* Start *

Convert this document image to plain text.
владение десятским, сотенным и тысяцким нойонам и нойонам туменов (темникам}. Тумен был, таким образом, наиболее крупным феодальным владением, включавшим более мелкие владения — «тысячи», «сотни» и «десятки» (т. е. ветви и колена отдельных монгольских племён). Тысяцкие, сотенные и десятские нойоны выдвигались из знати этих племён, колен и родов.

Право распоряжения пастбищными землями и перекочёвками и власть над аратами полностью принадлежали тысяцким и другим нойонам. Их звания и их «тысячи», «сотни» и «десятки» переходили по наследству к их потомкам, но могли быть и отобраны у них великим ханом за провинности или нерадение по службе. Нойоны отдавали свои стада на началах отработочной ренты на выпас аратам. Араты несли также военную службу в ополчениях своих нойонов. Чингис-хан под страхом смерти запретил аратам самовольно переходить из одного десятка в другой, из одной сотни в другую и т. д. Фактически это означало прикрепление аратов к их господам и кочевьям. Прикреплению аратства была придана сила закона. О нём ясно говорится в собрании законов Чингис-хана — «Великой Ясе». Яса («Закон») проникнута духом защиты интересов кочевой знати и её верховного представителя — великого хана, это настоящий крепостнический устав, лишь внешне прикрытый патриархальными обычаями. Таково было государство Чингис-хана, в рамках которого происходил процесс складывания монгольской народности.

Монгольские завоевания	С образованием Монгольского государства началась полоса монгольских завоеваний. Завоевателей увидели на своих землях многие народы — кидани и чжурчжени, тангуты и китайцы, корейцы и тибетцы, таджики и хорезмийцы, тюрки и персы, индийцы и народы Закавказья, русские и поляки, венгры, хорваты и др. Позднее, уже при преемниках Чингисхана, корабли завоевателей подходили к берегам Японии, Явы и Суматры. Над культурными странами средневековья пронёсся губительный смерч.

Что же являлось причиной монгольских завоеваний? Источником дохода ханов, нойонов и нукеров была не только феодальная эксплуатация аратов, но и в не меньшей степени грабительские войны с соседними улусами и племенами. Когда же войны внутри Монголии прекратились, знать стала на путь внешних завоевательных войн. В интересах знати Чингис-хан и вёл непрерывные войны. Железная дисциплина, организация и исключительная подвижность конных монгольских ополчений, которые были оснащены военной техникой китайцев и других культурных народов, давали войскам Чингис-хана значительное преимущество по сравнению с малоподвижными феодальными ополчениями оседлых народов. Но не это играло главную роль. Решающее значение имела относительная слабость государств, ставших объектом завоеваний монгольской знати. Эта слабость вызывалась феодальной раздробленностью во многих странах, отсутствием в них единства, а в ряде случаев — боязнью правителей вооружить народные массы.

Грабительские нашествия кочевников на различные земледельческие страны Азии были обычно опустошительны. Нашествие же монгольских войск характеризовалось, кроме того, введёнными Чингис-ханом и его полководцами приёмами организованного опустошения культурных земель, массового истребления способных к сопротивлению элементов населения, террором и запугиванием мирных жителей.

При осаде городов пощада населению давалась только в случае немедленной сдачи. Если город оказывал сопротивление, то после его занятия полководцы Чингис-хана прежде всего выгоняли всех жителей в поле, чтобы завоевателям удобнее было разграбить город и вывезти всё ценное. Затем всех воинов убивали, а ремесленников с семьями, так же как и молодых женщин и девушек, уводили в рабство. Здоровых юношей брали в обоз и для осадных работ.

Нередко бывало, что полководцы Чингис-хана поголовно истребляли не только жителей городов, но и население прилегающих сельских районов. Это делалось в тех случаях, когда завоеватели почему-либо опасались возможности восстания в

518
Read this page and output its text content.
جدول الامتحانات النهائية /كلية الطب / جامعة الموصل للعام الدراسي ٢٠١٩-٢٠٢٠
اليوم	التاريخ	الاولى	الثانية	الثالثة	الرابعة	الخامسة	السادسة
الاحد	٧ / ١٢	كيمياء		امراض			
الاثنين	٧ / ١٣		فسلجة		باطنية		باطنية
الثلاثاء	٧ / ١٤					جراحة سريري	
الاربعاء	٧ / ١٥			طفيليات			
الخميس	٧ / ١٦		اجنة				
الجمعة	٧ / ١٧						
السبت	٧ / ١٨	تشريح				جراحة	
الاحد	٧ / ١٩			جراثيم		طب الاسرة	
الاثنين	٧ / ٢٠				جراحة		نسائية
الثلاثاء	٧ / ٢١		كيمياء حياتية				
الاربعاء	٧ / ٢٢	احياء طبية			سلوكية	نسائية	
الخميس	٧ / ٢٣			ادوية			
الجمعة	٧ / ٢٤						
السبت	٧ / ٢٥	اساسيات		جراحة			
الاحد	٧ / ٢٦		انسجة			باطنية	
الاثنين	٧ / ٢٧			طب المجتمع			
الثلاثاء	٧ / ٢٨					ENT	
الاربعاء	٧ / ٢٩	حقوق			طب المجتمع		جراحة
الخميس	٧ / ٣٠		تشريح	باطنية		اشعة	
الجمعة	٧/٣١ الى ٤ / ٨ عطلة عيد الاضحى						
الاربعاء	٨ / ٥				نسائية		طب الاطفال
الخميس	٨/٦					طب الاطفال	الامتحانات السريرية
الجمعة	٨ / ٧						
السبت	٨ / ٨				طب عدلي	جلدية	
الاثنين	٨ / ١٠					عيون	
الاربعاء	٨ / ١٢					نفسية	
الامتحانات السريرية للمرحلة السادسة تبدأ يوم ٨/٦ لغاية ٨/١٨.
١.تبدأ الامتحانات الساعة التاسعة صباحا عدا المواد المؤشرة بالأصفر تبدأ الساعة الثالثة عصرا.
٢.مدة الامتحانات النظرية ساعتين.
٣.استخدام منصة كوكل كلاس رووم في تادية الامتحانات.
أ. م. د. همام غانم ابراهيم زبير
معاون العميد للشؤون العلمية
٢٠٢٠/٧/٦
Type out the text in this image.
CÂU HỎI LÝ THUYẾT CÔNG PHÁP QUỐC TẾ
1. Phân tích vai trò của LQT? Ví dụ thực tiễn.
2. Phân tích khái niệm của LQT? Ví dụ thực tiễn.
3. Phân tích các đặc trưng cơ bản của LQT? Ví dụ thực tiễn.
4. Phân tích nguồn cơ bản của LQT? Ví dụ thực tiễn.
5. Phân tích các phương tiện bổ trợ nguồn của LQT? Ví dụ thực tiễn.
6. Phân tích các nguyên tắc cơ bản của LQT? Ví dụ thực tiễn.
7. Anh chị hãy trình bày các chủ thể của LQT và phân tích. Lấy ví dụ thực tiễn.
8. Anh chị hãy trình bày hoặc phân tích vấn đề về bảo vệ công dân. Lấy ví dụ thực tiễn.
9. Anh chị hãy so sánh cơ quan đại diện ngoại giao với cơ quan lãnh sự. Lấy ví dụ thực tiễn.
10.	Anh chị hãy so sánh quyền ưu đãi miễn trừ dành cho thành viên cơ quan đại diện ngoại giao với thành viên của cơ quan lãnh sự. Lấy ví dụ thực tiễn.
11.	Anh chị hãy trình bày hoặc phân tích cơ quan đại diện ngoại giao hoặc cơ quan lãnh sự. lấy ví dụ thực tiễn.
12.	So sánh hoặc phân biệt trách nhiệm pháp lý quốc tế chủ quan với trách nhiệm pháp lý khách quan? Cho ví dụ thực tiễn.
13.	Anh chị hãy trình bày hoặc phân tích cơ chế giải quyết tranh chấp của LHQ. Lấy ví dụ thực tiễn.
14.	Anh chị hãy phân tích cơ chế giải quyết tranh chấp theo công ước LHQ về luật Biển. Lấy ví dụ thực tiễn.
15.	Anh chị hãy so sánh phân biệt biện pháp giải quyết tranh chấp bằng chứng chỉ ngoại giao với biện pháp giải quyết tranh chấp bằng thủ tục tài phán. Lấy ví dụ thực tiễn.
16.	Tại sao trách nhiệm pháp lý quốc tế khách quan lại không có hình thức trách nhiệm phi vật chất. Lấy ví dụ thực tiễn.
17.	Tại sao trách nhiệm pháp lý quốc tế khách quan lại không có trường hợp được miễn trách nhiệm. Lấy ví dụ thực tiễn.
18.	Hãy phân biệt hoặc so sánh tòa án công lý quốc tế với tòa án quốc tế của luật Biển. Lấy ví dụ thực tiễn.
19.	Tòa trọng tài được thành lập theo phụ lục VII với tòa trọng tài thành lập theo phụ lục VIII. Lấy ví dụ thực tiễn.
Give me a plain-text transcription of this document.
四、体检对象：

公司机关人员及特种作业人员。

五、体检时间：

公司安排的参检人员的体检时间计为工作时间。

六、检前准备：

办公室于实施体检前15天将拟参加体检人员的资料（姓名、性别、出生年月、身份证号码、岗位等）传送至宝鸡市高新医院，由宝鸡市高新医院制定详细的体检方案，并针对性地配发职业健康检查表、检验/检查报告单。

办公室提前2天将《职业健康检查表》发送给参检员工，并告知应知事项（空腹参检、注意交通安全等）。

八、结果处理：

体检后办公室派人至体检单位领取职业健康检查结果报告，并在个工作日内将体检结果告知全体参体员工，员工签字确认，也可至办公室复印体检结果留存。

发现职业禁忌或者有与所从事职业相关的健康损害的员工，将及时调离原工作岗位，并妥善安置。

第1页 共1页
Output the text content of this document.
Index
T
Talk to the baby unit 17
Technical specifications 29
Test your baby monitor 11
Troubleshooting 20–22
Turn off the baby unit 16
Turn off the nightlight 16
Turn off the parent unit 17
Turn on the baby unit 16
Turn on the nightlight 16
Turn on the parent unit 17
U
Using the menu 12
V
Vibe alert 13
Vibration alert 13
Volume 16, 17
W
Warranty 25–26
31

* End *

Give back exactly the lines that run from the line with "Output the text content of this document." through the close of the material, counting both ends, and nothing more.

Correct result:
Output the text content of this document.
Index
T
Talk to the baby unit 17
Technical specifications 29
Test your baby monitor 11
Troubleshooting 20–22
Turn off the baby unit 16
Turn off the nightlight 16
Turn off the parent unit 17
Turn on the baby unit 16
Turn on the nightlight 16
Turn on the parent unit 17
U
Using the menu 12
V
Vibe alert 13
Vibration alert 13
Volume 16, 17
W
Warranty 25–26
31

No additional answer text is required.